JOB
Output all lines exactly.

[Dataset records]
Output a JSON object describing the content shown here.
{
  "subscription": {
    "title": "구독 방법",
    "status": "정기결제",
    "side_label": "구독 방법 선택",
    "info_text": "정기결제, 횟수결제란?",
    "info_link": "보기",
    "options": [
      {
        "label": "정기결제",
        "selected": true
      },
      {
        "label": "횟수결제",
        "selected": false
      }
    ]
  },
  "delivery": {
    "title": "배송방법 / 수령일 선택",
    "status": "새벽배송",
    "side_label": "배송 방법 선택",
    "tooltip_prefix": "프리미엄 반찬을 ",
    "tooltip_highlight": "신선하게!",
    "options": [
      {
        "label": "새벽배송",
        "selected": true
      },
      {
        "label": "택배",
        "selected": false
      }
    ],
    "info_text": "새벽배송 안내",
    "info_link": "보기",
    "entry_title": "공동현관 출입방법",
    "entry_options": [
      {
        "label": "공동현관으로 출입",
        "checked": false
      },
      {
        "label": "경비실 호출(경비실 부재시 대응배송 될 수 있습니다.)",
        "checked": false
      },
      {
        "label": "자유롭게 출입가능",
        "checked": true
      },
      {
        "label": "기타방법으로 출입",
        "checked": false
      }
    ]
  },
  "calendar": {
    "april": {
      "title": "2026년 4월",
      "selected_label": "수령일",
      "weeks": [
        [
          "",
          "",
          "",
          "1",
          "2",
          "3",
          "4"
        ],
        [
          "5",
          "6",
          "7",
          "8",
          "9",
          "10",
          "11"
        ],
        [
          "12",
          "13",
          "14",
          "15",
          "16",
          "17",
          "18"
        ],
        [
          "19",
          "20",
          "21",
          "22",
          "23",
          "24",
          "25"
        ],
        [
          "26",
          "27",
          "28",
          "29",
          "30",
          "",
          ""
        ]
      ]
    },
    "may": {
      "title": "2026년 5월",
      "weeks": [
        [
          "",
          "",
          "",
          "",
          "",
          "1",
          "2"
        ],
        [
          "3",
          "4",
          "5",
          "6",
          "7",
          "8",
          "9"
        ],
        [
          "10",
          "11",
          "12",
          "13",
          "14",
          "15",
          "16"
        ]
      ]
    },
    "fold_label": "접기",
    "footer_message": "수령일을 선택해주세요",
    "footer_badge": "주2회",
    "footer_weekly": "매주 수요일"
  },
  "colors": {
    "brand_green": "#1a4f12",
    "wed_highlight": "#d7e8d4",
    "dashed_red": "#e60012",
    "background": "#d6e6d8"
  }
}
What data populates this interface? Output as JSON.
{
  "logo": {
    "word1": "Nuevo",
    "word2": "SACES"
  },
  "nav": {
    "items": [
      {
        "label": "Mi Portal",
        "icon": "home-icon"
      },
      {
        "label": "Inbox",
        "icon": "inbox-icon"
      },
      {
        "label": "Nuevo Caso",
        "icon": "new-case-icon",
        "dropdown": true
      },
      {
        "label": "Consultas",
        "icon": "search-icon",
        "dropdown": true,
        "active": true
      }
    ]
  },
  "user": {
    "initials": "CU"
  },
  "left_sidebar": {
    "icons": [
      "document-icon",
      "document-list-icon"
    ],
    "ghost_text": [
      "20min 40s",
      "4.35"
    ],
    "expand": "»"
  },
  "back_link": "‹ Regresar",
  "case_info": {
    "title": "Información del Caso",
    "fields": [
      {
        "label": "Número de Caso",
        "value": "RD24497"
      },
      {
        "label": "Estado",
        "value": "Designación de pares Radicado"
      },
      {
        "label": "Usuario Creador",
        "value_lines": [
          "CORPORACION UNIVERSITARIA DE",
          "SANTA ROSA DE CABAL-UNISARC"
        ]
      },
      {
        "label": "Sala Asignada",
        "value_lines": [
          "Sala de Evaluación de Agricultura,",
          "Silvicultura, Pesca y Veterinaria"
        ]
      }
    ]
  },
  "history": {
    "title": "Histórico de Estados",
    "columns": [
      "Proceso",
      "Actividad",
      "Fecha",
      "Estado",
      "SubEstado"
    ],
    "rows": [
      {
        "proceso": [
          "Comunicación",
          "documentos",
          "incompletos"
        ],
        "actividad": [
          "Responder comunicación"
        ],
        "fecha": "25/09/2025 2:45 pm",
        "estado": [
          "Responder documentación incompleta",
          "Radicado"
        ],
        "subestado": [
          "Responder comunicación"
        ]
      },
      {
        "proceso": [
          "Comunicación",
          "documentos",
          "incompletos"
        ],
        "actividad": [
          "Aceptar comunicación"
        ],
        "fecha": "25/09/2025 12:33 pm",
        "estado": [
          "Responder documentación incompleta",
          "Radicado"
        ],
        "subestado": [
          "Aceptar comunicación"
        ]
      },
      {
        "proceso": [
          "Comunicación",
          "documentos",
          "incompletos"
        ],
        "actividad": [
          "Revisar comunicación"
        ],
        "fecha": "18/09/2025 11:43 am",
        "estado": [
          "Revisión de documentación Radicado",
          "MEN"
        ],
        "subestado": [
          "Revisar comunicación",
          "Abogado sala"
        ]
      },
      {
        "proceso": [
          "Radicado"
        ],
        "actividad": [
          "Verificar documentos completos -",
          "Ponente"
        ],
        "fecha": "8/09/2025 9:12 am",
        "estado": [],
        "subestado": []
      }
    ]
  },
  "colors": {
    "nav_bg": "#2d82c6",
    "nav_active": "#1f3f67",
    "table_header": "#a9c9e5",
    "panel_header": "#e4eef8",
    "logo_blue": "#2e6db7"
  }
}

COMPLETED TASK
Output a JSON object describing the content shown here.
{
  "subscription": {
    "title": "구독 방법",
    "status": "정기결제",
    "side_label": "구독 방법 선택",
    "info_text": "정기결제, 횟수결제란?",
    "info_link": "보기",
    "options": [
      {
        "label": "정기결제",
        "selected": true
      },
      {
        "label": "횟수결제",
        "selected": false
      }
    ]
  },
  "delivery": {
    "title": "배송방법 / 수령일 선택",
    "status": "새벽배송",
    "side_label": "배송 방법 선택",
    "tooltip_prefix": "프리미엄 반찬을 ",
    "tooltip_highlight": "신선하게!",
    "options": [
      {
        "label": "새벽배송",
        "selected": true
      },
      {
        "label": "택배",
        "selected": false
      }
    ],
    "info_text": "새벽배송 안내",
    "info_link": "보기",
    "entry_title": "공동현관 출입방법",
    "entry_options": [
      {
        "label": "공동현관으로 출입",
        "checked": false
      },
      {
        "label": "경비실 호출(경비실 부재시 대응배송 될 수 있습니다.)",
        "checked": false
      },
      {
        "label": "자유롭게 출입가능",
        "checked": true
      },
      {
        "label": "기타방법으로 출입",
        "checked": false
      }
    ]
  },
  "calendar": {
    "april": {
      "title": "2026년 4월",
      "selected_label": "수령일",
      "weeks": [
        [
          "",
          "",
          "",
          "1",
          "2",
          "3",
          "4"
        ],
        [
          "5",
          "6",
          "7",
          "8",
          "9",
          "10",
          "11"
        ],
        [
          "12",
          "13",
          "14",
          "15",
          "16",
          "17",
          "18"
        ],
        [
          "19",
          "20",
          "21",
          "22",
          "23",
          "24",
          "25"
        ],
        [
          "26",
          "27",
          "28",
          "29",
          "30",
          "",
          ""
        ]
      ]
    },
    "may": {
      "title": "2026년 5월",
      "weeks": [
        [
          "",
          "",
          "",
          "",
          "",
          "1",
          "2"
        ],
        [
          "3",
          "4",
          "5",
          "6",
          "7",
          "8",
          "9"
        ],
        [
          "10",
          "11",
          "12",
          "13",
          "14",
          "15",
          "16"
        ]
      ]
    },
    "fold_label": "접기",
    "footer_message": "수령일을 선택해주세요",
    "footer_badge": "주2회",
    "footer_weekly": "매주 수요일"
  },
  "colors": {
    "brand_green": "#1a4f12",
    "wed_highlight": "#d7e8d4",
    "dashed_red": "#e60012",
    "background": "#d6e6d8"
  }
}
What data populates this interface? Output as JSON.
{
  "logo": {
    "word1": "Nuevo",
    "word2": "SACES"
  },
  "nav": {
    "items": [
      {
        "label": "Mi Portal",
        "icon": "home-icon"
      },
      {
        "label": "Inbox",
        "icon": "inbox-icon"
      },
      {
        "label": "Nuevo Caso",
        "icon": "new-case-icon",
        "dropdown": true
      },
      {
        "label": "Consultas",
        "icon": "search-icon",
        "dropdown": true,
        "active": true
      }
    ]
  },
  "user": {
    "initials": "CU"
  },
  "left_sidebar": {
    "icons": [
      "document-icon",
      "document-list-icon"
    ],
    "ghost_text": [
      "20min 40s",
      "4.35"
    ],
    "expand": "»"
  },
  "back_link": "‹ Regresar",
  "case_info": {
    "title": "Información del Caso",
    "fields": [
      {
        "label": "Número de Caso",
        "value": "RD24497"
      },
      {
        "label": "Estado",
        "value": "Designación de pares Radicado"
      },
      {
        "label": "Usuario Creador",
        "value_lines": [
          "CORPORACION UNIVERSITARIA DE",
          "SANTA ROSA DE CABAL-UNISARC"
        ]
      },
      {
        "label": "Sala Asignada",
        "value_lines": [
          "Sala de Evaluación de Agricultura,",
          "Silvicultura, Pesca y Veterinaria"
        ]
      }
    ]
  },
  "history": {
    "title": "Histórico de Estados",
    "columns": [
      "Proceso",
      "Actividad",
      "Fecha",
      "Estado",
      "SubEstado"
    ],
    "rows": [
      {
        "proceso": [
          "Comunicación",
          "documentos",
          "incompletos"
        ],
        "actividad": [
          "Responder comunicación"
        ],
        "fecha": "25/09/2025 2:45 pm",
        "estado": [
          "Responder documentación incompleta",
          "Radicado"
        ],
        "subestado": [
          "Responder comunicación"
        ]
      },
      {
        "proceso": [
          "Comunicación",
          "documentos",
          "incompletos"
        ],
        "actividad": [
          "Aceptar comunicación"
        ],
        "fecha": "25/09/2025 12:33 pm",
        "estado": [
          "Responder documentación incompleta",
          "Radicado"
        ],
        "subestado": [
          "Aceptar comunicación"
        ]
      },
      {
        "proceso": [
          "Comunicación",
          "documentos",
          "incompletos"
        ],
        "actividad": [
          "Revisar comunicación"
        ],
        "fecha": "18/09/2025 11:43 am",
        "estado": [
          "Revisión de documentación Radicado",
          "MEN"
        ],
        "subestado": [
          "Revisar comunicación",
          "Abogado sala"
        ]
      },
      {
        "proceso": [
          "Radicado"
        ],
        "actividad": [
          "Verificar documentos completos -",
          "Ponente"
        ],
        "fecha": "8/09/2025 9:12 am",
        "estado": [],
        "subestado": []
      }
    ]
  },
  "colors": {
    "nav_bg": "#2d82c6",
    "nav_active": "#1f3f67",
    "table_header": "#a9c9e5",
    "panel_header": "#e4eef8",
    "logo_blue": "#2e6db7"
  }
}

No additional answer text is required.